### Provided records
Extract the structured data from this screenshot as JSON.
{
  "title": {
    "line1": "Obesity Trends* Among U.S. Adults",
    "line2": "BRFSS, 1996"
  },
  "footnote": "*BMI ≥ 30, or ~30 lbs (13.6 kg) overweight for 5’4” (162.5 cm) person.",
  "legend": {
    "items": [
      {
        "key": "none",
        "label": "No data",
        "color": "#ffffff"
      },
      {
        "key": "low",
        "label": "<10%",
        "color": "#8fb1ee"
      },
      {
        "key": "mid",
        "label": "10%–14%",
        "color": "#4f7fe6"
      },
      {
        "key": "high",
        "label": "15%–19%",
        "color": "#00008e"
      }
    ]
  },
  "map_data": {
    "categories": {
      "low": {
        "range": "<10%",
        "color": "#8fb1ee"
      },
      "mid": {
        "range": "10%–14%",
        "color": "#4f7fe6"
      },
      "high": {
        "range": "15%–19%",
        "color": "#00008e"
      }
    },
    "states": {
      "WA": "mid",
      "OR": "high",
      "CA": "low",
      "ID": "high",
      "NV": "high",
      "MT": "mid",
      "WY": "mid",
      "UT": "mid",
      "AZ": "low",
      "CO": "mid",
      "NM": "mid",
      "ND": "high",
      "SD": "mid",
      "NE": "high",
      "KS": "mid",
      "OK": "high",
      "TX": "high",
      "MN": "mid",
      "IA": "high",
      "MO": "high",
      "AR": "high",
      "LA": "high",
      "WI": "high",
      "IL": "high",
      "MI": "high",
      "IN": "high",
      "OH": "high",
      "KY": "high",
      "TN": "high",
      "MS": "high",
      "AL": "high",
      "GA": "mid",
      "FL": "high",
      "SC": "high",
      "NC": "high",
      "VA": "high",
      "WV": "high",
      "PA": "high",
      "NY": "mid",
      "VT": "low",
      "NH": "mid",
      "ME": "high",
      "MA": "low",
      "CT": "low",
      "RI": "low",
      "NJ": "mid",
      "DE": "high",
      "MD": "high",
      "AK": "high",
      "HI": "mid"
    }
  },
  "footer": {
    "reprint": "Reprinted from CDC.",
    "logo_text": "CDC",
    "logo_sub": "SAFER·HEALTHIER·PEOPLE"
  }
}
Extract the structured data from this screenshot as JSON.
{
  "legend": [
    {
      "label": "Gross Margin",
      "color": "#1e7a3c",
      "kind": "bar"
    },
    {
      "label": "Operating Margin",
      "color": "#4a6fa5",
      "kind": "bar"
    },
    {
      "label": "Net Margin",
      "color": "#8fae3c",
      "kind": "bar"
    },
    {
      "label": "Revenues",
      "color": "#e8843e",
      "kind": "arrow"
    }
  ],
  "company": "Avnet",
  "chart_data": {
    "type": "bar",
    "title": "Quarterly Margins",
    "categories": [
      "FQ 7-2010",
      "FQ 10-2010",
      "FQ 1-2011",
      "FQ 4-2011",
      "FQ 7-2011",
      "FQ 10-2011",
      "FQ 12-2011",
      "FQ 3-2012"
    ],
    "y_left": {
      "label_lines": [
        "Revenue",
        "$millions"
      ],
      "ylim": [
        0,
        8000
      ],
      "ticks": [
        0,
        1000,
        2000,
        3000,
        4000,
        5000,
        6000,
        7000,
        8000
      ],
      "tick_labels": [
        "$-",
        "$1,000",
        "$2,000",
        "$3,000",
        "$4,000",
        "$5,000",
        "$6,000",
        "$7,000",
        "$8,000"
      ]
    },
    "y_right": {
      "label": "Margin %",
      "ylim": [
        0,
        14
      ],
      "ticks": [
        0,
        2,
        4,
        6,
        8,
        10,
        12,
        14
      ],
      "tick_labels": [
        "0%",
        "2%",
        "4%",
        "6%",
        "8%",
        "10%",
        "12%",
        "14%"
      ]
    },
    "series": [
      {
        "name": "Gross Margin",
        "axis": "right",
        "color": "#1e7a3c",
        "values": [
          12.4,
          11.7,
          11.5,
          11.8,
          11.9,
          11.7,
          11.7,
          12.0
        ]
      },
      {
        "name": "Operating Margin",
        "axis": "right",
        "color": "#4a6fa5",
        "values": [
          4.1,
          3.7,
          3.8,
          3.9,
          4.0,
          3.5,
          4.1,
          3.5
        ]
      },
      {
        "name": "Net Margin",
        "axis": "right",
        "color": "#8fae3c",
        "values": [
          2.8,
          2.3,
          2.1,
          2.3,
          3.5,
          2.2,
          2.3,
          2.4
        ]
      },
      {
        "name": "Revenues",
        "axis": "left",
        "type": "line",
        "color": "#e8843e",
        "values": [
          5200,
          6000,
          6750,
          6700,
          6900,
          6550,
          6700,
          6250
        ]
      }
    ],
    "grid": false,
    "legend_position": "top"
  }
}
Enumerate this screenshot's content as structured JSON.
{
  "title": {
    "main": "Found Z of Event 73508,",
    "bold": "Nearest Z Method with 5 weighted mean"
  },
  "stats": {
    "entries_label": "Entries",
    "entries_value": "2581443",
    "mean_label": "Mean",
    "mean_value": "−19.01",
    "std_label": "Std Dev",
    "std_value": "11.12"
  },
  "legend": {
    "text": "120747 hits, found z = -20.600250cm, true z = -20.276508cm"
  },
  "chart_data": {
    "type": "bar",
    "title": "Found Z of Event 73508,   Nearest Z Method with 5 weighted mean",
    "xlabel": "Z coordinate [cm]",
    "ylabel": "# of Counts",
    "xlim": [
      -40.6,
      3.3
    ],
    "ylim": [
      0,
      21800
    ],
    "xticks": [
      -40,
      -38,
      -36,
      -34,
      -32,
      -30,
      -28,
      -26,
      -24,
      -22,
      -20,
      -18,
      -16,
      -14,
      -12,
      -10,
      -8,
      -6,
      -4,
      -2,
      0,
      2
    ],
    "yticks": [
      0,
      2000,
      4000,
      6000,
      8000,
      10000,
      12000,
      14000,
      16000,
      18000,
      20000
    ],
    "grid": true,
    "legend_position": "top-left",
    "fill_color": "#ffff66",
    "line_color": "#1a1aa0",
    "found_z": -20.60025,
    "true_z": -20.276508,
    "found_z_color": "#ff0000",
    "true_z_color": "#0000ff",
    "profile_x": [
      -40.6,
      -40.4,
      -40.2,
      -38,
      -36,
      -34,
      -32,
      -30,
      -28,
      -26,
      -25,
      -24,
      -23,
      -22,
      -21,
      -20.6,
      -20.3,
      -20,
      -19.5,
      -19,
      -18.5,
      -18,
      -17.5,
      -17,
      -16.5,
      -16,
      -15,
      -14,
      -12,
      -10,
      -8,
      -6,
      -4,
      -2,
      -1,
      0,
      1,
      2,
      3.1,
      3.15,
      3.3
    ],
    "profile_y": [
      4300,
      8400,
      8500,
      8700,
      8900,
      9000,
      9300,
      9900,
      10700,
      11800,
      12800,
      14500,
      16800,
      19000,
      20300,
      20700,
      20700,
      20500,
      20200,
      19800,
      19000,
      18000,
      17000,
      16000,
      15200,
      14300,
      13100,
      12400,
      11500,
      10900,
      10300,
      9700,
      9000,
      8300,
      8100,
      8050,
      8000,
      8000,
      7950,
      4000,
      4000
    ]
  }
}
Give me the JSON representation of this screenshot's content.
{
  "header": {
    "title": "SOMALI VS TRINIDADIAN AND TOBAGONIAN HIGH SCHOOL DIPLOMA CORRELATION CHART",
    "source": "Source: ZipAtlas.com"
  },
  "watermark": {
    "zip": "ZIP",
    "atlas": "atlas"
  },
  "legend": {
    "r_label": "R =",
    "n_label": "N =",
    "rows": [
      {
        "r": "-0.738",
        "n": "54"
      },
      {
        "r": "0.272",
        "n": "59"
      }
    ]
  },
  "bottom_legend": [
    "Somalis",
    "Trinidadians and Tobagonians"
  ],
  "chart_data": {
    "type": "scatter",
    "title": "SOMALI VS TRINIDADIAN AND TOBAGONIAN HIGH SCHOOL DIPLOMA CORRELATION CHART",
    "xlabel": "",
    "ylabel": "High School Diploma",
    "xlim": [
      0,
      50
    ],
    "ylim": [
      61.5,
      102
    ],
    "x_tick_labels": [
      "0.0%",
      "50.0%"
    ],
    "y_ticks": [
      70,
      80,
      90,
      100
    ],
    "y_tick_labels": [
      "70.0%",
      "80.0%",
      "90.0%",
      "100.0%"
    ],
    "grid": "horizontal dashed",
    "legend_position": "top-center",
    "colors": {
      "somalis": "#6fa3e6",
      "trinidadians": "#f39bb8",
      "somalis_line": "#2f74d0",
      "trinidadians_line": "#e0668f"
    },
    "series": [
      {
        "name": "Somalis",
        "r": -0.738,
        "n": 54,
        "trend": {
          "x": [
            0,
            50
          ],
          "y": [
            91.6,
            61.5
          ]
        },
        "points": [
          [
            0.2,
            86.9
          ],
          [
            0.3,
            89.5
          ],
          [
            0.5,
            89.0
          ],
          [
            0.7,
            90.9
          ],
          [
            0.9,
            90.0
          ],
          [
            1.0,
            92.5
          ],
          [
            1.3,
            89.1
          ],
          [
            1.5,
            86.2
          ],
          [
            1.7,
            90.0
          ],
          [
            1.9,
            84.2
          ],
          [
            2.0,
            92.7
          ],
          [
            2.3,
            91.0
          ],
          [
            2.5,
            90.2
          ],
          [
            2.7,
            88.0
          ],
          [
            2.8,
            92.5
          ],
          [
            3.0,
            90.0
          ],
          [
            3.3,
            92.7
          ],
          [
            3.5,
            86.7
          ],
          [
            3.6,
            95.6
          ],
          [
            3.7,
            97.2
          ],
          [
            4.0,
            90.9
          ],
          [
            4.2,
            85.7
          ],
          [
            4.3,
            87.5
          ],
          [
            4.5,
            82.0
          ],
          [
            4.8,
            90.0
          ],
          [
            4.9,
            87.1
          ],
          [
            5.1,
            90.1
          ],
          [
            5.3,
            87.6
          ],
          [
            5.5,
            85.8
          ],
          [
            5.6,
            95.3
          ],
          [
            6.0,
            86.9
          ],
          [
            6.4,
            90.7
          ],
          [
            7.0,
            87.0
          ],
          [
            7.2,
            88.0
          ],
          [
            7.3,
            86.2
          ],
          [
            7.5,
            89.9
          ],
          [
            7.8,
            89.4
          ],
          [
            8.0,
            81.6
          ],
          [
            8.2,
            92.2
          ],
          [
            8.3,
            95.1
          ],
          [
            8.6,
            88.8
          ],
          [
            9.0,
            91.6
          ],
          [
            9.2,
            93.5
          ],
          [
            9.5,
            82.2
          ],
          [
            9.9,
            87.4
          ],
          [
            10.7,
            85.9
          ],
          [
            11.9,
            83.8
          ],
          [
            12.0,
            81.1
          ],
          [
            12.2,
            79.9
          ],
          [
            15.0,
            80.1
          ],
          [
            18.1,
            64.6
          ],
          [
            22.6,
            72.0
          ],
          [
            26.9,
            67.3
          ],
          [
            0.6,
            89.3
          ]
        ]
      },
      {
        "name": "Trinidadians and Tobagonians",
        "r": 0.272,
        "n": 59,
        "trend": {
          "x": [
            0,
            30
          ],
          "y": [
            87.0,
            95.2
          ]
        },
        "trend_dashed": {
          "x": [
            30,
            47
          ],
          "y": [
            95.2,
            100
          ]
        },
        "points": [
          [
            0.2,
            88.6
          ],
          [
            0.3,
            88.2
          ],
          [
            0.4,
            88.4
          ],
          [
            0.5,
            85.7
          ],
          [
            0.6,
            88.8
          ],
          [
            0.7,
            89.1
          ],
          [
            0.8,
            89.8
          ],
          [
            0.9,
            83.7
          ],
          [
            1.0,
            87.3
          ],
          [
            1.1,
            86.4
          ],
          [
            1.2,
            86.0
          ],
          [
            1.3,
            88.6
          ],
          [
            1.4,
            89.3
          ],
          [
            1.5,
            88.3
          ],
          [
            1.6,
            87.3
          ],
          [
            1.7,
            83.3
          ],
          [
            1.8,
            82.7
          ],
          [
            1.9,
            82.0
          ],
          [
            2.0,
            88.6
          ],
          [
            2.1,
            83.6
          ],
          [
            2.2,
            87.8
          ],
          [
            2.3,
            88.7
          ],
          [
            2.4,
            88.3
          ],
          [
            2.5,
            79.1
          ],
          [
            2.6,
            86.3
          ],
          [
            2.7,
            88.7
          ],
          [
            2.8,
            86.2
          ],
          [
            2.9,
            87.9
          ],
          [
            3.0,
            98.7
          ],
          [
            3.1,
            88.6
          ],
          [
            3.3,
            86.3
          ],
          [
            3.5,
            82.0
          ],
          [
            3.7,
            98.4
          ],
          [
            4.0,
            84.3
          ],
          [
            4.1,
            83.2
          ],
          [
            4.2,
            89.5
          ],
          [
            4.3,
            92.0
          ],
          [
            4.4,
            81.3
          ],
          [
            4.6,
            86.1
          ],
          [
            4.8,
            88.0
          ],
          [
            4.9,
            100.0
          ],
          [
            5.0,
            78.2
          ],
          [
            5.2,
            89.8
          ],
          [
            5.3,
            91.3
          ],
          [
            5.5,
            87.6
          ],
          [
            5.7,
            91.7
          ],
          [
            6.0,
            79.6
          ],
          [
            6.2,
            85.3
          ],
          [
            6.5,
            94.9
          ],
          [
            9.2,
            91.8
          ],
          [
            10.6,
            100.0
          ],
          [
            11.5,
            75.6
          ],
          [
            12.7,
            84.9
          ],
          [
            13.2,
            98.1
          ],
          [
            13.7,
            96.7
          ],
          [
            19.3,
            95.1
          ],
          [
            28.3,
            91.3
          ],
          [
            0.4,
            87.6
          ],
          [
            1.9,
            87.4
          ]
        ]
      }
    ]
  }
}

### Directions
Copy every line of the listing where the word "grid" appears.

### Finished exercise
    "grid": false,
    "grid": true,
    "grid": "horizontal dashed",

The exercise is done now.